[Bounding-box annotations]
* * * *

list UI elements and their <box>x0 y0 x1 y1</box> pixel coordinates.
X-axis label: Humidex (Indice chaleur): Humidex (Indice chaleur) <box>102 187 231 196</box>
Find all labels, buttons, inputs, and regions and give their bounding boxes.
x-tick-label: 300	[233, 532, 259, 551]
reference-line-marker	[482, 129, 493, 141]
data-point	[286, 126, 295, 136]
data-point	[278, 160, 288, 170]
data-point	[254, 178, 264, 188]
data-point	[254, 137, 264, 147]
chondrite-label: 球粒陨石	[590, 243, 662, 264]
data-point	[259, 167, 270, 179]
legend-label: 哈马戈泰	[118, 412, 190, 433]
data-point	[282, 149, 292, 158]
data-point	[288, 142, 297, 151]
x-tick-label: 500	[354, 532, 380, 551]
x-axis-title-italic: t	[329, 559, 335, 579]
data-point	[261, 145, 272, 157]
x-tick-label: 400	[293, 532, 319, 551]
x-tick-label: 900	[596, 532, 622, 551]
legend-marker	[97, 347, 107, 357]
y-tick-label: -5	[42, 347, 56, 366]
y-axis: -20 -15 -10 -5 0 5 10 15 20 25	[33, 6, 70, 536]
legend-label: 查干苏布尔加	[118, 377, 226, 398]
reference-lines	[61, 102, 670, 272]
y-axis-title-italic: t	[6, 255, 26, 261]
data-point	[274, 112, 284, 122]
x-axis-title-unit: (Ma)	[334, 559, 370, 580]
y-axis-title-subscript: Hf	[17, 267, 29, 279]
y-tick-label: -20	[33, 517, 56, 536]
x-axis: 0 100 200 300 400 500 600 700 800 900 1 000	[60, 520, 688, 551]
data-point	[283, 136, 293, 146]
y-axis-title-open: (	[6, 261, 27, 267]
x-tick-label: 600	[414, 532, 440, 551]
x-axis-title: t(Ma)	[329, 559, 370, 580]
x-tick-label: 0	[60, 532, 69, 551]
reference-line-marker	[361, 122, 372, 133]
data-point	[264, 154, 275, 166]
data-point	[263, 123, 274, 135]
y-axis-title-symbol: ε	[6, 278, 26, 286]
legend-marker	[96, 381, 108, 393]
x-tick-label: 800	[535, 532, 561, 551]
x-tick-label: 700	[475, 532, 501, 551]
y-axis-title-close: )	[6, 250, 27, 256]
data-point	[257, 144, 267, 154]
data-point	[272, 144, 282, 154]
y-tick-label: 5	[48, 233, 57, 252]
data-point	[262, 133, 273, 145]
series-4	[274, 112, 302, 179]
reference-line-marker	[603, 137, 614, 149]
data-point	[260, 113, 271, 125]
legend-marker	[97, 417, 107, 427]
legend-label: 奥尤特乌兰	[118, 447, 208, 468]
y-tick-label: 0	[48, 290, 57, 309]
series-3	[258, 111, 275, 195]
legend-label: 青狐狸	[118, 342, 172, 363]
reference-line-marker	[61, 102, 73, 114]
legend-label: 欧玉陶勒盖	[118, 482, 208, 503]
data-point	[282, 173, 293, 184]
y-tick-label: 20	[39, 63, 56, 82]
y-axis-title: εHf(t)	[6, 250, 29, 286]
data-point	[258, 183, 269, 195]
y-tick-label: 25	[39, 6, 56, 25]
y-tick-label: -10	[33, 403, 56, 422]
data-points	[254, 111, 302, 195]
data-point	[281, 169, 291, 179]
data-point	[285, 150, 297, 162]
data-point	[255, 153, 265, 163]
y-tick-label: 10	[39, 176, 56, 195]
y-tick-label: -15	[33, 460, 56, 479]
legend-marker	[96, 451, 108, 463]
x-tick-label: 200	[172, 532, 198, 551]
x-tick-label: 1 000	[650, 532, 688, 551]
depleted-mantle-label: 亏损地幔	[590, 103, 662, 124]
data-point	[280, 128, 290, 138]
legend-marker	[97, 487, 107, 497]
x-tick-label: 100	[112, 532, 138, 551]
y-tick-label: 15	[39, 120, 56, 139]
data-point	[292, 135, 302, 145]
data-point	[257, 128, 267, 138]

* * * *

Task details
Lay out every line of the listing as a Markdown table with the columns Row and Line, numbering the rows in order and leaving out any blank lines.

The response
| Row | Line |
|---|---|
| 1 | list UI elements and their <box>x0 y0 x1 y1</box> pixel coordinates. |
| 2 | X-axis label: Humidex (Indice chaleur): Humidex (Indice chaleur) <box>102 187 231 196</box> |
| 3 | Find all labels, buttons, inputs, and regions and give their bounding boxes. |
| 4 | x-tick-label: 300	[233, 532, 259, 551] |
| 5 | reference-line-marker	[482, 129, 493, 141] |
| 6 | data-point	[286, 126, 295, 136] |
| 7 | data-point	[278, 160, 288, 170] |
| 8 | data-point	[254, 178, 264, 188] |
| 9 | data-point	[254, 137, 264, 147] |
| 10 | chondrite-label: 球粒陨石	[590, 243, 662, 264] |
| 11 | data-point	[259, 167, 270, 179] |
| 12 | legend-label: 哈马戈泰	[118, 412, 190, 433] |
| 13 | data-point	[282, 149, 292, 158] |
| 14 | data-point	[288, 142, 297, 151] |
| 15 | x-tick-label: 500	[354, 532, 380, 551] |
| 16 | x-axis-title-italic: t	[329, 559, 335, 579] |
| 17 | data-point	[261, 145, 272, 157] |
| 18 | x-tick-label: 400	[293, 532, 319, 551] |
| 19 | x-tick-label: 900	[596, 532, 622, 551] |
| 20 | legend-marker	[97, 347, 107, 357] |
| 21 | y-tick-label: -5	[42, 347, 56, 366] |
| 22 | y-axis: -20 -15 -10 -5 0 5 10 15 20 25	[33, 6, 70, 536] |
| 23 | legend-label: 查干苏布尔加	[118, 377, 226, 398] |
| 24 | reference-lines	[61, 102, 670, 272] |
| 25 | y-axis-title-italic: t	[6, 255, 26, 261] |
| 26 | data-point	[274, 112, 284, 122] |
| 27 | x-axis-title-unit: (Ma)	[334, 559, 370, 580] |
| 28 | y-axis-title-subscript: Hf	[17, 267, 29, 279] |
| 29 | y-tick-label: -20	[33, 517, 56, 536] |
| 30 | x-axis: 0 100 200 300 400 500 600 700 800 900 1 000	[60, 520, 688, 551] |
| 31 | data-point	[283, 136, 293, 146] |
| 32 | y-axis-title-open: (	[6, 261, 27, 267] |
| 33 | x-tick-label: 600	[414, 532, 440, 551] |
| 34 | x-axis-title: t(Ma)	[329, 559, 370, 580] |
| 35 | x-tick-label: 0	[60, 532, 69, 551] |
| 36 | reference-line-marker	[361, 122, 372, 133] |
| 37 | data-point	[264, 154, 275, 166] |
| 38 | data-point	[263, 123, 274, 135] |
| 39 | y-axis-title-symbol: ε	[6, 278, 26, 286] |
| 40 | legend-marker	[96, 381, 108, 393] |
| 41 | x-tick-label: 800	[535, 532, 561, 551] |
| 42 | x-tick-label: 700	[475, 532, 501, 551] |
| 43 | y-axis-title-close: )	[6, 250, 27, 256] |
| 44 | data-point	[257, 144, 267, 154] |
| 45 | data-point	[272, 144, 282, 154] |
| 46 | y-tick-label: 5	[48, 233, 57, 252] |
| 47 | data-point	[262, 133, 273, 145] |
| 48 | series-4	[274, 112, 302, 179] |
| 49 | reference-line-marker	[603, 137, 614, 149] |
| 50 | data-point	[260, 113, 271, 125] |
| 51 | legend-marker	[97, 417, 107, 427] |
| 52 | legend-label: 奥尤特乌兰	[118, 447, 208, 468] |
| 53 | y-tick-label: 0	[48, 290, 57, 309] |
| 54 | series-3	[258, 111, 275, 195] |
| 55 | legend-label: 青狐狸	[118, 342, 172, 363] |
| 56 | reference-line-marker	[61, 102, 73, 114] |
| 57 | legend-label: 欧玉陶勒盖	[118, 482, 208, 503] |
| 58 | data-point	[282, 173, 293, 184] |
| 59 | y-tick-label: 20	[39, 63, 56, 82] |
| 60 | y-axis-title: εHf(t)	[6, 250, 29, 286] |
| 61 | data-point	[258, 183, 269, 195] |
| 62 | y-tick-label: 25	[39, 6, 56, 25] |
| 63 | y-tick-label: -10	[33, 403, 56, 422] |
| 64 | data-points	[254, 111, 302, 195] |
| 65 | data-point	[281, 169, 291, 179] |
| 66 | data-point	[285, 150, 297, 162] |
| 67 | data-point	[255, 153, 265, 163] |
| 68 | y-tick-label: 10	[39, 176, 56, 195] |
| 69 | y-tick-label: -15	[33, 460, 56, 479] |
| 70 | legend-marker	[96, 451, 108, 463] |
| 71 | x-tick-label: 200	[172, 532, 198, 551] |
| 72 | x-tick-label: 1 000	[650, 532, 688, 551] |
| 73 | depleted-mantle-label: 亏损地幔	[590, 103, 662, 124] |
| 74 | data-point	[280, 128, 290, 138] |
| 75 | legend-marker	[97, 487, 107, 497] |
| 76 | x-tick-label: 100	[112, 532, 138, 551] |
| 77 | y-tick-label: 15	[39, 120, 56, 139] |
| 78 | data-point	[292, 135, 302, 145] |
| 79 | data-point	[257, 128, 267, 138] |